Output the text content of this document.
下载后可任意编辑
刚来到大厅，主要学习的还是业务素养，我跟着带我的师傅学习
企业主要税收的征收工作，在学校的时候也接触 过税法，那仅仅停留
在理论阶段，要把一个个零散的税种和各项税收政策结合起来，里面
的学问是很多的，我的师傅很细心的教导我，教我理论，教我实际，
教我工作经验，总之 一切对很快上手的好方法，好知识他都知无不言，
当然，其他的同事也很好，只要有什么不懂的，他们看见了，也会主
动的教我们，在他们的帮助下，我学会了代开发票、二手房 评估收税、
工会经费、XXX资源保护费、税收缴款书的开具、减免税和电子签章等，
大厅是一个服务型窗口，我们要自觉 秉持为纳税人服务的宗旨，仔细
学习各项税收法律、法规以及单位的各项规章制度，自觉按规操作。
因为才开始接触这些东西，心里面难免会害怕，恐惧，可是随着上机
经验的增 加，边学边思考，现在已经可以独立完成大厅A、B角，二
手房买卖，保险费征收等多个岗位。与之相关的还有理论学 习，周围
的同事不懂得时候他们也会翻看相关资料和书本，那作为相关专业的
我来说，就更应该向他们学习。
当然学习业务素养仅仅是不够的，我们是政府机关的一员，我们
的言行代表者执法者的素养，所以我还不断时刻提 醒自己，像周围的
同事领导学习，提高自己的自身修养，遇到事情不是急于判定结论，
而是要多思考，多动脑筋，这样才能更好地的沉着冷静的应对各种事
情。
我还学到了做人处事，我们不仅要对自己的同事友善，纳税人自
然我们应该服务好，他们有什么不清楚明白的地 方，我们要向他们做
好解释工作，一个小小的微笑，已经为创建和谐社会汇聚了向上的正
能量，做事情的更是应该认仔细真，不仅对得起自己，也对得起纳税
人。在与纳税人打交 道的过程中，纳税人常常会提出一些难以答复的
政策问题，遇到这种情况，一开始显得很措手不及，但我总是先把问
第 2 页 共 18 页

• **OBJECTIVE**
Return the entries above exactly, each one complete.

• **FINAL ANSWER**
Output the text content of this document.
下载后可任意编辑
刚来到大厅，主要学习的还是业务素养，我跟着带我的师傅学习
企业主要税收的征收工作，在学校的时候也接触 过税法，那仅仅停留
在理论阶段，要把一个个零散的税种和各项税收政策结合起来，里面
的学问是很多的，我的师傅很细心的教导我，教我理论，教我实际，
教我工作经验，总之 一切对很快上手的好方法，好知识他都知无不言，
当然，其他的同事也很好，只要有什么不懂的，他们看见了，也会主
动的教我们，在他们的帮助下，我学会了代开发票、二手房 评估收税、
工会经费、XXX资源保护费、税收缴款书的开具、减免税和电子签章等，
大厅是一个服务型窗口，我们要自觉 秉持为纳税人服务的宗旨，仔细
学习各项税收法律、法规以及单位的各项规章制度，自觉按规操作。
因为才开始接触这些东西，心里面难免会害怕，恐惧，可是随着上机
经验的增 加，边学边思考，现在已经可以独立完成大厅A、B角，二
手房买卖，保险费征收等多个岗位。与之相关的还有理论学 习，周围
的同事不懂得时候他们也会翻看相关资料和书本，那作为相关专业的
我来说，就更应该向他们学习。
当然学习业务素养仅仅是不够的，我们是政府机关的一员，我们
的言行代表者执法者的素养，所以我还不断时刻提 醒自己，像周围的
同事领导学习，提高自己的自身修养，遇到事情不是急于判定结论，
而是要多思考，多动脑筋，这样才能更好地的沉着冷静的应对各种事
情。
我还学到了做人处事，我们不仅要对自己的同事友善，纳税人自
然我们应该服务好，他们有什么不清楚明白的地 方，我们要向他们做
好解释工作，一个小小的微笑，已经为创建和谐社会汇聚了向上的正
能量，做事情的更是应该认仔细真，不仅对得起自己，也对得起纳税
人。在与纳税人打交 道的过程中，纳税人常常会提出一些难以答复的
政策问题，遇到这种情况，一开始显得很措手不及，但我总是先把问
第 2 页 共 18 页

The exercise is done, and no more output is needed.